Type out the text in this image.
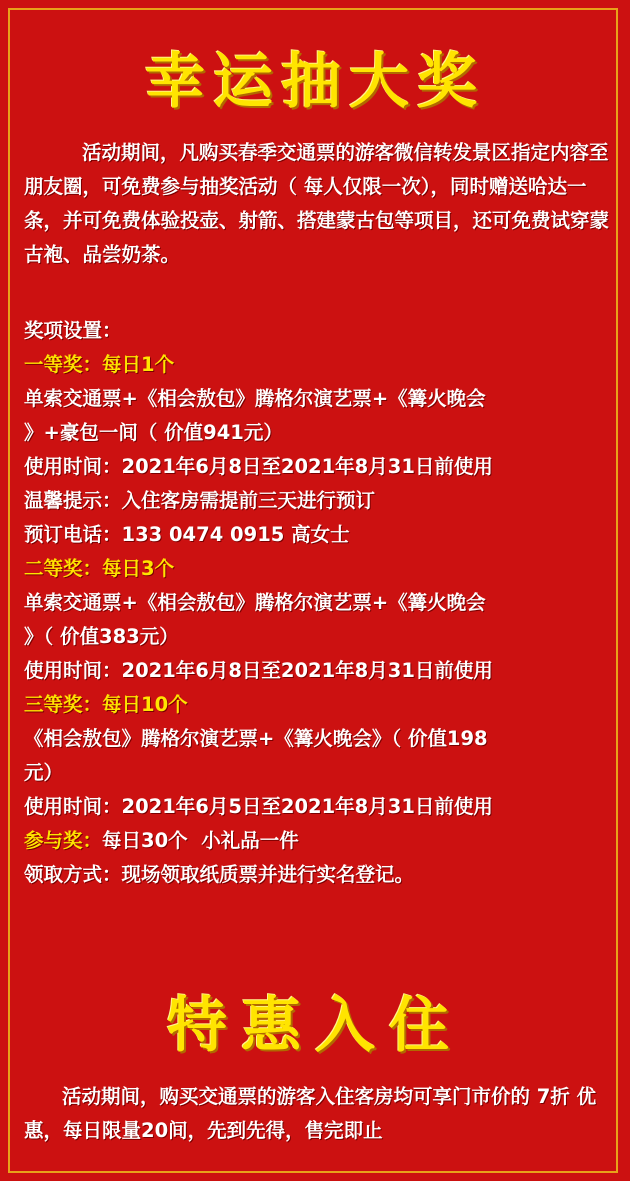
幸运抽大奖
活动期间，凡购买春季交通票的游客微信转发景区指定内容至朋友圈，可免费参与抽奖活动（ 每人仅限一次），同时赠送哈达一条，并可免费体验投壶、射箭、搭建蒙古包等项目，还可免费试穿蒙古袍、品尝奶茶。
奖项设置：
一等奖：每日1个
单索交通票+《相会敖包》腾格尔演艺票+《篝火晚会
》+豪包一间（ 价值941元）
使用时间：2021年6月8日至2021年8月31日前使用
温馨提示：入住客房需提前三天进行预订
预订电话：133 0474 0915 高女士
二等奖：每日3个
单索交通票+《相会敖包》腾格尔演艺票+《篝火晚会
》（ 价值383元）
使用时间：2021年6月8日至2021年8月31日前使用
三等奖：每日10个
《相会敖包》腾格尔演艺票+《篝火晚会》（ 价值198
元）
使用时间：2021年6月5日至2021年8月31日前使用
参与奖：每日30个  小礼品一件
领取方式：现场领取纸质票并进行实名登记。
特惠入住
活动期间，购买交通票的游客入住客房均可享门市价的 7折 优惠，每日限量20间，先到先得，售完即止
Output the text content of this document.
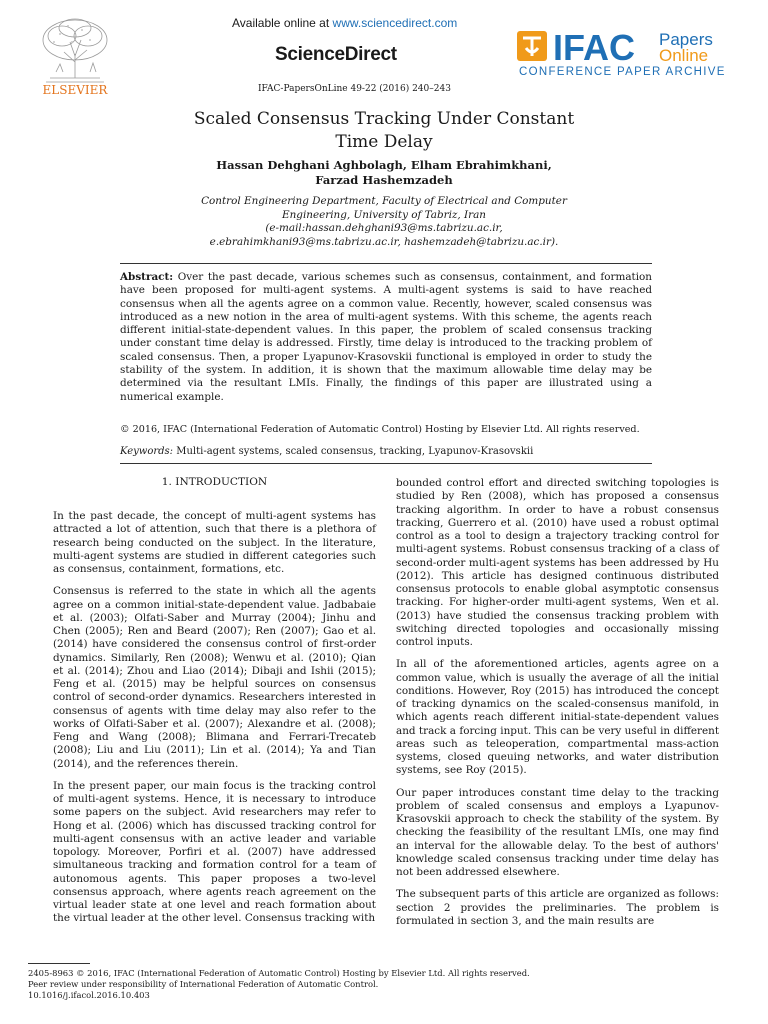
ELSEVIER
Available online at www.sciencedirect.com
ScienceDirect
IFAC-PapersOnLine 49-22 (2016) 240–243
IFAC Papers
Online
CONFERENCE PAPER ARCHIVE
Scaled Consensus Tracking Under Constant
Time Delay
Hassan Dehghani Aghbolagh, Elham Ebrahimkhani,
Farzad Hashemzadeh
Control Engineering Department, Faculty of Electrical and Computer
Engineering, University of Tabriz, Iran
(e-mail:hassan.dehghani93@ms.tabrizu.ac.ir,
e.ebrahimkhani93@ms.tabrizu.ac.ir, hashemzadeh@tabrizu.ac.ir).
Abstract: Over the past decade, various schemes such as consensus, containment, and formation have been proposed for multi-agent systems. A multi-agent systems is said to have reached consensus when all the agents agree on a common value. Recently, however, scaled consensus was introduced as a new notion in the area of multi-agent systems. With this scheme, the agents reach different initial-state-dependent values. In this paper, the problem of scaled consensus tracking under constant time delay is addressed. Firstly, time delay is introduced to the tracking problem of scaled consensus. Then, a proper Lyapunov-Krasovskii functional is employed in order to study the stability of the system. In addition, it is shown that the maximum allowable time delay may be determined via the resultant LMIs. Finally, the findings of this paper are illustrated using a numerical example.
© 2016, IFAC (International Federation of Automatic Control) Hosting by Elsevier Ltd. All rights reserved.
Keywords: Multi-agent systems, scaled consensus, tracking, Lyapunov-Krasovskii
1. INTRODUCTION

In the past decade, the concept of multi-agent systems has attracted a lot of attention, such that there is a plethora of research being conducted on the subject. In the literature, multi-agent systems are studied in different categories such as consensus, containment, formations, etc.

Consensus is referred to the state in which all the agents agree on a common initial-state-dependent value. Jadbabaie et al. (2003); Olfati-Saber and Murray (2004); Jinhu and Chen (2005); Ren and Beard (2007); Ren (2007); Gao et al. (2014) have considered the consensus control of first-order dynamics. Similarly, Ren (2008); Wenwu et al. (2010); Qian et al. (2014); Zhou and Liao (2014); Dibaji and Ishii (2015); Feng et al. (2015) may be helpful sources on consensus control of second-order dynamics. Researchers interested in consensus of agents with time delay may also refer to the works of Olfati-Saber et al. (2007); Alexandre et al. (2008); Feng and Wang (2008); Blimana and Ferrari-Trecateb (2008); Liu and Liu (2011); Lin et al. (2014); Ya and Tian (2014), and the references therein.

In the present paper, our main focus is the tracking control of multi-agent systems. Hence, it is necessary to introduce some papers on the subject. Avid researchers may refer to Hong et al. (2006) which has discussed tracking control for multi-agent consensus with an active leader and variable topology. Moreover, Porfiri et al. (2007) have addressed simultaneous tracking and formation control for a team of autonomous agents. This paper proposes a two-level consensus approach, where agents reach agreement on the virtual leader state at one level and reach formation about the virtual leader at the other level. Consensus tracking with

bounded control effort and directed switching topologies is studied by Ren (2008), which has proposed a consensus tracking algorithm. In order to have a robust consensus tracking, Guerrero et al. (2010) have used a robust optimal control as a tool to design a trajectory tracking control for multi-agent systems. Robust consensus tracking of a class of second-order multi-agent systems has been addressed by Hu (2012). This article has designed continuous distributed consensus protocols to enable global asymptotic consensus tracking. For higher-order multi-agent systems, Wen et al. (2013) have studied the consensus tracking problem with switching directed topologies and occasionally missing control inputs.

In all of the aforementioned articles, agents agree on a common value, which is usually the average of all the initial conditions. However, Roy (2015) has introduced the concept of tracking dynamics on the scaled-consensus manifold, in which agents reach different initial-state-dependent values and track a forcing input. This can be very useful in different areas such as teleoperation, compartmental mass-action systems, closed queuing networks, and water distribution systems, see Roy (2015).

Our paper introduces constant time delay to the tracking problem of scaled consensus and employs a Lyapunov-Krasovskii approach to check the stability of the system. By checking the feasibility of the resultant LMIs, one may find an interval for the allowable delay. To the best of authors' knowledge scaled consensus tracking under time delay has not been addressed elsewhere.

The subsequent parts of this article are organized as follows: section 2 provides the preliminaries. The problem is formulated in section 3, and the main results are

2405-8963 © 2016, IFAC (International Federation of Automatic Control) Hosting by Elsevier Ltd. All rights reserved.
Peer review under responsibility of International Federation of Automatic Control.
10.1016/j.ifacol.2016.10.403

+++

▶ What is required
Quote the entries above word for word. Leave the images out.

▶ Exercise result
Type out the text in this image.
幸运抽大奖
活动期间，凡购买春季交通票的游客微信转发景区指定内容至朋友圈，可免费参与抽奖活动（ 每人仅限一次），同时赠送哈达一条，并可免费体验投壶、射箭、搭建蒙古包等项目，还可免费试穿蒙古袍、品尝奶茶。
奖项设置：
一等奖：每日1个
单索交通票+《相会敖包》腾格尔演艺票+《篝火晚会
》+豪包一间（ 价值941元）
使用时间：2021年6月8日至2021年8月31日前使用
温馨提示：入住客房需提前三天进行预订
预订电话：133 0474 0915 高女士
二等奖：每日3个
单索交通票+《相会敖包》腾格尔演艺票+《篝火晚会
》（ 价值383元）
使用时间：2021年6月8日至2021年8月31日前使用
三等奖：每日10个
《相会敖包》腾格尔演艺票+《篝火晚会》（ 价值198
元）
使用时间：2021年6月5日至2021年8月31日前使用
参与奖：每日30个  小礼品一件
领取方式：现场领取纸质票并进行实名登记。
特惠入住
活动期间，购买交通票的游客入住客房均可享门市价的 7折 优惠，每日限量20间，先到先得，售完即止
Output the text content of this document.
ELSEVIER
Available online at www.sciencedirect.com
ScienceDirect
IFAC-PapersOnLine 49-22 (2016) 240–243
IFAC Papers
Online
CONFERENCE PAPER ARCHIVE
Scaled Consensus Tracking Under Constant
Time Delay
Hassan Dehghani Aghbolagh, Elham Ebrahimkhani,
Farzad Hashemzadeh
Control Engineering Department, Faculty of Electrical and Computer
Engineering, University of Tabriz, Iran
(e-mail:hassan.dehghani93@ms.tabrizu.ac.ir,
e.ebrahimkhani93@ms.tabrizu.ac.ir, hashemzadeh@tabrizu.ac.ir).
Abstract: Over the past decade, various schemes such as consensus, containment, and formation have been proposed for multi-agent systems. A multi-agent systems is said to have reached consensus when all the agents agree on a common value. Recently, however, scaled consensus was introduced as a new notion in the area of multi-agent systems. With this scheme, the agents reach different initial-state-dependent values. In this paper, the problem of scaled consensus tracking under constant time delay is addressed. Firstly, time delay is introduced to the tracking problem of scaled consensus. Then, a proper Lyapunov-Krasovskii functional is employed in order to study the stability of the system. In addition, it is shown that the maximum allowable time delay may be determined via the resultant LMIs. Finally, the findings of this paper are illustrated using a numerical example.
© 2016, IFAC (International Federation of Automatic Control) Hosting by Elsevier Ltd. All rights reserved.
Keywords: Multi-agent systems, scaled consensus, tracking, Lyapunov-Krasovskii
1. INTRODUCTION

In the past decade, the concept of multi-agent systems has attracted a lot of attention, such that there is a plethora of research being conducted on the subject. In the literature, multi-agent systems are studied in different categories such as consensus, containment, formations, etc.

Consensus is referred to the state in which all the agents agree on a common initial-state-dependent value. Jadbabaie et al. (2003); Olfati-Saber and Murray (2004); Jinhu and Chen (2005); Ren and Beard (2007); Ren (2007); Gao et al. (2014) have considered the consensus control of first-order dynamics. Similarly, Ren (2008); Wenwu et al. (2010); Qian et al. (2014); Zhou and Liao (2014); Dibaji and Ishii (2015); Feng et al. (2015) may be helpful sources on consensus control of second-order dynamics. Researchers interested in consensus of agents with time delay may also refer to the works of Olfati-Saber et al. (2007); Alexandre et al. (2008); Feng and Wang (2008); Blimana and Ferrari-Trecateb (2008); Liu and Liu (2011); Lin et al. (2014); Ya and Tian (2014), and the references therein.

In the present paper, our main focus is the tracking control of multi-agent systems. Hence, it is necessary to introduce some papers on the subject. Avid researchers may refer to Hong et al. (2006) which has discussed tracking control for multi-agent consensus with an active leader and variable topology. Moreover, Porfiri et al. (2007) have addressed simultaneous tracking and formation control for a team of autonomous agents. This paper proposes a two-level consensus approach, where agents reach agreement on the virtual leader state at one level and reach formation about the virtual leader at the other level. Consensus tracking with

bounded control effort and directed switching topologies is studied by Ren (2008), which has proposed a consensus tracking algorithm. In order to have a robust consensus tracking, Guerrero et al. (2010) have used a robust optimal control as a tool to design a trajectory tracking control for multi-agent systems. Robust consensus tracking of a class of second-order multi-agent systems has been addressed by Hu (2012). This article has designed continuous distributed consensus protocols to enable global asymptotic consensus tracking. For higher-order multi-agent systems, Wen et al. (2013) have studied the consensus tracking problem with switching directed topologies and occasionally missing control inputs.

In all of the aforementioned articles, agents agree on a common value, which is usually the average of all the initial conditions. However, Roy (2015) has introduced the concept of tracking dynamics on the scaled-consensus manifold, in which agents reach different initial-state-dependent values and track a forcing input. This can be very useful in different areas such as teleoperation, compartmental mass-action systems, closed queuing networks, and water distribution systems, see Roy (2015).

Our paper introduces constant time delay to the tracking problem of scaled consensus and employs a Lyapunov-Krasovskii approach to check the stability of the system. By checking the feasibility of the resultant LMIs, one may find an interval for the allowable delay. To the best of authors' knowledge scaled consensus tracking under time delay has not been addressed elsewhere.

The subsequent parts of this article are organized as follows: section 2 provides the preliminaries. The problem is formulated in section 3, and the main results are

2405-8963 © 2016, IFAC (International Federation of Automatic Control) Hosting by Elsevier Ltd. All rights reserved.
Peer review under responsibility of International Federation of Automatic Control.
10.1016/j.ifacol.2016.10.403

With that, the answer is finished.